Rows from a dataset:
|---|

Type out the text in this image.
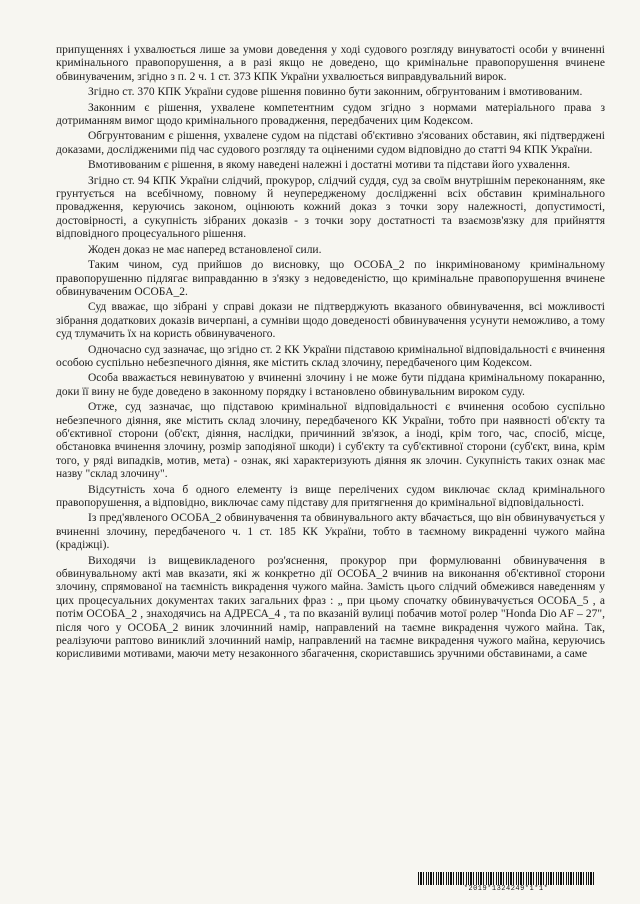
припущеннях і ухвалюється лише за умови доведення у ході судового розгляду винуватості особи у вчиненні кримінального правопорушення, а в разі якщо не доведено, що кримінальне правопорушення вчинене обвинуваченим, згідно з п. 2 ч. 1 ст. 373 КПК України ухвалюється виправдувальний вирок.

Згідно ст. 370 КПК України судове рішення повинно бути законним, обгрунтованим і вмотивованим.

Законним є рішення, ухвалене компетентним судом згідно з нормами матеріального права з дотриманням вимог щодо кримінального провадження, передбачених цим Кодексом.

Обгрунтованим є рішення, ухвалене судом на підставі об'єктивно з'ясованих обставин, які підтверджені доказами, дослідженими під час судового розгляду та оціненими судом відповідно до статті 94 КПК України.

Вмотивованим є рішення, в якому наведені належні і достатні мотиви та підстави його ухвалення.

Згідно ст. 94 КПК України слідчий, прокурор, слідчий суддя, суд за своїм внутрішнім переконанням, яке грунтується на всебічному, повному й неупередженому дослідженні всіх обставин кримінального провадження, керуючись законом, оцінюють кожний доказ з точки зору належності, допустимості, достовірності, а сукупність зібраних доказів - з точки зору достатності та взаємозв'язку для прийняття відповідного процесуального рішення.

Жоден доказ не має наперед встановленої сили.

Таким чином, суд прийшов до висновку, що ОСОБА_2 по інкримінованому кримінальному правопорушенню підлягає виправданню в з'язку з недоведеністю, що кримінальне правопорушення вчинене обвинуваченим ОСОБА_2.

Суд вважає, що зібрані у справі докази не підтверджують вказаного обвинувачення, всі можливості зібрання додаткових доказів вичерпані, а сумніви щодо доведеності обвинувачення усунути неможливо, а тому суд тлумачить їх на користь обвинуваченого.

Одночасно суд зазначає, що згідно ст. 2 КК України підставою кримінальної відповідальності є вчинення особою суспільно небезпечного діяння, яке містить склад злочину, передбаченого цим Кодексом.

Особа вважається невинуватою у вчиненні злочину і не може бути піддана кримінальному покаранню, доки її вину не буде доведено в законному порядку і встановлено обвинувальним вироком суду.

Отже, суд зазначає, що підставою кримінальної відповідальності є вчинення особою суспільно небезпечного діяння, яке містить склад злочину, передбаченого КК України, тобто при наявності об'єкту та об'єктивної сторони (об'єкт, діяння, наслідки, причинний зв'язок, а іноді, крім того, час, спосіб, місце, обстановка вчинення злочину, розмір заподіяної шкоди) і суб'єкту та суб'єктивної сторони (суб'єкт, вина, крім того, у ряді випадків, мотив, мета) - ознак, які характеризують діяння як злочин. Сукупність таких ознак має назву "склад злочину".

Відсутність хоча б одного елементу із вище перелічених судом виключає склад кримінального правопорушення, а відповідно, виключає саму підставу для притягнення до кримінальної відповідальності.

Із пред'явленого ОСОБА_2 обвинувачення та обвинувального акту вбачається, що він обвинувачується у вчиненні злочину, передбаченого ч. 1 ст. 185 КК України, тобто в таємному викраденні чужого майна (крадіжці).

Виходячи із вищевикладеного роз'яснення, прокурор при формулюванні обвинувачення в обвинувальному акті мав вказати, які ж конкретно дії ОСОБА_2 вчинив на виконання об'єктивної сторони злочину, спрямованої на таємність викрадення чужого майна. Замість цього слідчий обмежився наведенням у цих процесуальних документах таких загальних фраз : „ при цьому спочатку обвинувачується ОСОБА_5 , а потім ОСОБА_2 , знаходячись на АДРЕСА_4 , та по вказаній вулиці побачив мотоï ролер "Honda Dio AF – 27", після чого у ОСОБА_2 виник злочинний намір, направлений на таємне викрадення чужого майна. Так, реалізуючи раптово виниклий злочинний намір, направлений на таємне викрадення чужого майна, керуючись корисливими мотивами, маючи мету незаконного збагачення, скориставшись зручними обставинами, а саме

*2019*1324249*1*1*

|---|

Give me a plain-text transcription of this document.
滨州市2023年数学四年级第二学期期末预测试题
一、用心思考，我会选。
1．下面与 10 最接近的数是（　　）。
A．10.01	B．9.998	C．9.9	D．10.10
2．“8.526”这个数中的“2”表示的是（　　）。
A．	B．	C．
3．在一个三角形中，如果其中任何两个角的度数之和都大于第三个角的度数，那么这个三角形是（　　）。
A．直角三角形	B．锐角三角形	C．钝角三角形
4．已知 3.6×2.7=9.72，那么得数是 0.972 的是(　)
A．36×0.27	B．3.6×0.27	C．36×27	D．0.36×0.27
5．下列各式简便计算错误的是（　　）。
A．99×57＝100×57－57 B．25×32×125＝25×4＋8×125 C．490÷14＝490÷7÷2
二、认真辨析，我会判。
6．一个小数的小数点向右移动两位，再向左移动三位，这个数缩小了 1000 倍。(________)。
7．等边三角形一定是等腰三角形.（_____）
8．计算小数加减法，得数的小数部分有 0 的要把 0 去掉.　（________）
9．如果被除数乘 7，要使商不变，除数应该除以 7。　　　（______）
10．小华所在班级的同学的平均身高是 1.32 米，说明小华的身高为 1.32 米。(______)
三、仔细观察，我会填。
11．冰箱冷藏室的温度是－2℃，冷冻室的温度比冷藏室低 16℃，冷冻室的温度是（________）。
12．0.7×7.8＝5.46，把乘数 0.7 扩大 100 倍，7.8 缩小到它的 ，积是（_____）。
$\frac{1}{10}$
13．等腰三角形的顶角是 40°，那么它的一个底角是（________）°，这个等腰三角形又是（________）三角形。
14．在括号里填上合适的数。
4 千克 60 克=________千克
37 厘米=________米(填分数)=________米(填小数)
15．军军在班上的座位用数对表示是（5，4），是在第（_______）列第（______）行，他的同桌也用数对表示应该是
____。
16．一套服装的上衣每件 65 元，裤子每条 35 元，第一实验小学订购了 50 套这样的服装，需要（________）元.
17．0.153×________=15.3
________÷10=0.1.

|---|

WORK TO DO =>
From the data above, pick out each line containing "ухвалене" and copy it.

EXPECTED ANSWER =>
Законним є рішення, ухвалене компетентним судом згідно з нормами матеріального права з дотриманням вимог щодо кримінального провадження, передбачених цим Кодексом.
Обгрунтованим є рішення, ухвалене судом на підставі об'єктивно з'ясованих обставин, які підтверджені доказами, дослідженими під час судового розгляду та оціненими судом відповідно до статті 94 КПК України.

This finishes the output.